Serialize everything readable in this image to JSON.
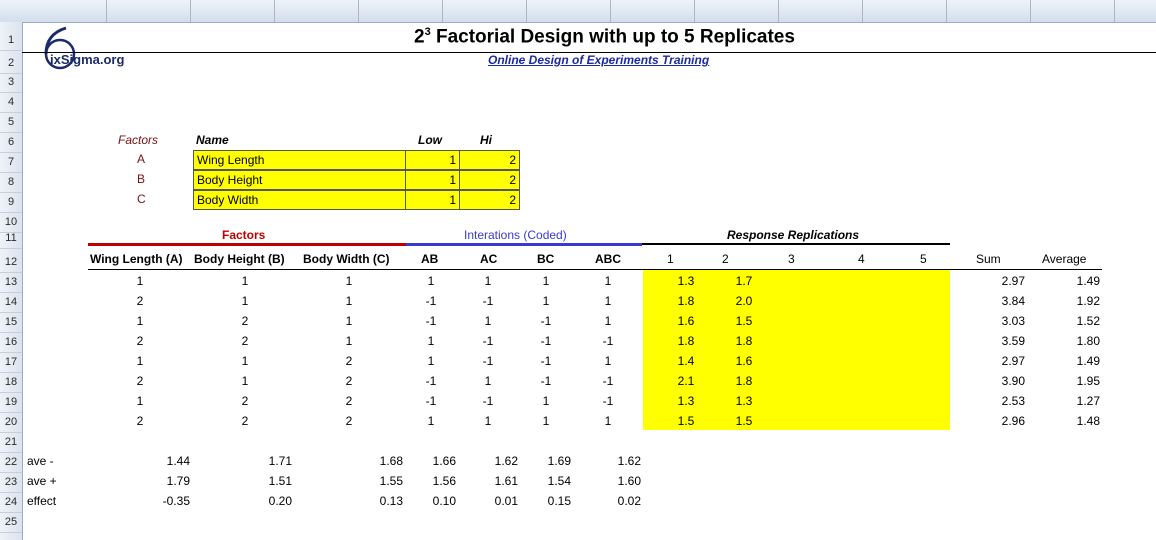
{
  "title": {
    "base": "2",
    "exp": "3",
    "rest": " Factorial Design with up to 5 Replicates"
  },
  "subtitle": "Online Design of Experiments Training",
  "logo": {
    "text": "ixSigma.org",
    "glyph": "6"
  },
  "row_numbers": [
    "1",
    "2",
    "3",
    "4",
    "5",
    "6",
    "7",
    "8",
    "9",
    "10",
    "11",
    "12",
    "13",
    "14",
    "15",
    "16",
    "17",
    "18",
    "19",
    "20",
    "21",
    "22",
    "23",
    "24",
    "25"
  ],
  "factors_table": {
    "headers": {
      "factors": "Factors",
      "name": "Name",
      "low": "Low",
      "hi": "Hi"
    },
    "rows": [
      {
        "id": "A",
        "name": "Wing Length",
        "low": "1",
        "hi": "2"
      },
      {
        "id": "B",
        "name": "Body Height",
        "low": "1",
        "hi": "2"
      },
      {
        "id": "C",
        "name": "Body Width",
        "low": "1",
        "hi": "2"
      }
    ]
  },
  "design": {
    "group_labels": {
      "factors": "Factors",
      "interactions": "Interations (Coded)",
      "responses": "Response Replications"
    },
    "columns": [
      "Wing Length (A)",
      "Body Height (B)",
      "Body Width (C)",
      "AB",
      "AC",
      "BC",
      "ABC",
      "1",
      "2",
      "3",
      "4",
      "5",
      "Sum",
      "Average"
    ],
    "rows": [
      [
        "1",
        "1",
        "1",
        "1",
        "1",
        "1",
        "1",
        "1.3",
        "1.7",
        "",
        "",
        "",
        "2.97",
        "1.49"
      ],
      [
        "2",
        "1",
        "1",
        "-1",
        "-1",
        "1",
        "1",
        "1.8",
        "2.0",
        "",
        "",
        "",
        "3.84",
        "1.92"
      ],
      [
        "1",
        "2",
        "1",
        "-1",
        "1",
        "-1",
        "1",
        "1.6",
        "1.5",
        "",
        "",
        "",
        "3.03",
        "1.52"
      ],
      [
        "2",
        "2",
        "1",
        "1",
        "-1",
        "-1",
        "-1",
        "1.8",
        "1.8",
        "",
        "",
        "",
        "3.59",
        "1.80"
      ],
      [
        "1",
        "1",
        "2",
        "1",
        "-1",
        "-1",
        "1",
        "1.4",
        "1.6",
        "",
        "",
        "",
        "2.97",
        "1.49"
      ],
      [
        "2",
        "1",
        "2",
        "-1",
        "1",
        "-1",
        "-1",
        "2.1",
        "1.8",
        "",
        "",
        "",
        "3.90",
        "1.95"
      ],
      [
        "1",
        "2",
        "2",
        "-1",
        "-1",
        "1",
        "-1",
        "1.3",
        "1.3",
        "",
        "",
        "",
        "2.53",
        "1.27"
      ],
      [
        "2",
        "2",
        "2",
        "1",
        "1",
        "1",
        "1",
        "1.5",
        "1.5",
        "",
        "",
        "",
        "2.96",
        "1.48"
      ]
    ]
  },
  "summary": {
    "rows": [
      {
        "label": "ave -",
        "values": [
          "1.44",
          "1.71",
          "1.68",
          "1.66",
          "1.62",
          "1.69",
          "1.62"
        ]
      },
      {
        "label": "ave +",
        "values": [
          "1.79",
          "1.51",
          "1.55",
          "1.56",
          "1.61",
          "1.54",
          "1.60"
        ]
      },
      {
        "label": "effect",
        "values": [
          "-0.35",
          "0.20",
          "0.13",
          "0.10",
          "0.01",
          "0.15",
          "0.02"
        ]
      }
    ]
  },
  "colors": {
    "factor_red": "#c00000",
    "interaction_blue": "#3a3ad0",
    "highlight": "#ffff00"
  }
}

▶ [Given task] Set down every record once more, word for word, without pictures.

▶ [Response to this exercise]
Serialize everything readable in this image to JSON.
{
  "title": {
    "base": "2",
    "exp": "3",
    "rest": " Factorial Design with up to 5 Replicates"
  },
  "subtitle": "Online Design of Experiments Training",
  "logo": {
    "text": "ixSigma.org",
    "glyph": "6"
  },
  "row_numbers": [
    "1",
    "2",
    "3",
    "4",
    "5",
    "6",
    "7",
    "8",
    "9",
    "10",
    "11",
    "12",
    "13",
    "14",
    "15",
    "16",
    "17",
    "18",
    "19",
    "20",
    "21",
    "22",
    "23",
    "24",
    "25"
  ],
  "factors_table": {
    "headers": {
      "factors": "Factors",
      "name": "Name",
      "low": "Low",
      "hi": "Hi"
    },
    "rows": [
      {
        "id": "A",
        "name": "Wing Length",
        "low": "1",
        "hi": "2"
      },
      {
        "id": "B",
        "name": "Body Height",
        "low": "1",
        "hi": "2"
      },
      {
        "id": "C",
        "name": "Body Width",
        "low": "1",
        "hi": "2"
      }
    ]
  },
  "design": {
    "group_labels": {
      "factors": "Factors",
      "interactions": "Interations (Coded)",
      "responses": "Response Replications"
    },
    "columns": [
      "Wing Length (A)",
      "Body Height (B)",
      "Body Width (C)",
      "AB",
      "AC",
      "BC",
      "ABC",
      "1",
      "2",
      "3",
      "4",
      "5",
      "Sum",
      "Average"
    ],
    "rows": [
      [
        "1",
        "1",
        "1",
        "1",
        "1",
        "1",
        "1",
        "1.3",
        "1.7",
        "",
        "",
        "",
        "2.97",
        "1.49"
      ],
      [
        "2",
        "1",
        "1",
        "-1",
        "-1",
        "1",
        "1",
        "1.8",
        "2.0",
        "",
        "",
        "",
        "3.84",
        "1.92"
      ],
      [
        "1",
        "2",
        "1",
        "-1",
        "1",
        "-1",
        "1",
        "1.6",
        "1.5",
        "",
        "",
        "",
        "3.03",
        "1.52"
      ],
      [
        "2",
        "2",
        "1",
        "1",
        "-1",
        "-1",
        "-1",
        "1.8",
        "1.8",
        "",
        "",
        "",
        "3.59",
        "1.80"
      ],
      [
        "1",
        "1",
        "2",
        "1",
        "-1",
        "-1",
        "1",
        "1.4",
        "1.6",
        "",
        "",
        "",
        "2.97",
        "1.49"
      ],
      [
        "2",
        "1",
        "2",
        "-1",
        "1",
        "-1",
        "-1",
        "2.1",
        "1.8",
        "",
        "",
        "",
        "3.90",
        "1.95"
      ],
      [
        "1",
        "2",
        "2",
        "-1",
        "-1",
        "1",
        "-1",
        "1.3",
        "1.3",
        "",
        "",
        "",
        "2.53",
        "1.27"
      ],
      [
        "2",
        "2",
        "2",
        "1",
        "1",
        "1",
        "1",
        "1.5",
        "1.5",
        "",
        "",
        "",
        "2.96",
        "1.48"
      ]
    ]
  },
  "summary": {
    "rows": [
      {
        "label": "ave -",
        "values": [
          "1.44",
          "1.71",
          "1.68",
          "1.66",
          "1.62",
          "1.69",
          "1.62"
        ]
      },
      {
        "label": "ave +",
        "values": [
          "1.79",
          "1.51",
          "1.55",
          "1.56",
          "1.61",
          "1.54",
          "1.60"
        ]
      },
      {
        "label": "effect",
        "values": [
          "-0.35",
          "0.20",
          "0.13",
          "0.10",
          "0.01",
          "0.15",
          "0.02"
        ]
      }
    ]
  },
  "colors": {
    "factor_red": "#c00000",
    "interaction_blue": "#3a3ad0",
    "highlight": "#ffff00"
  }
}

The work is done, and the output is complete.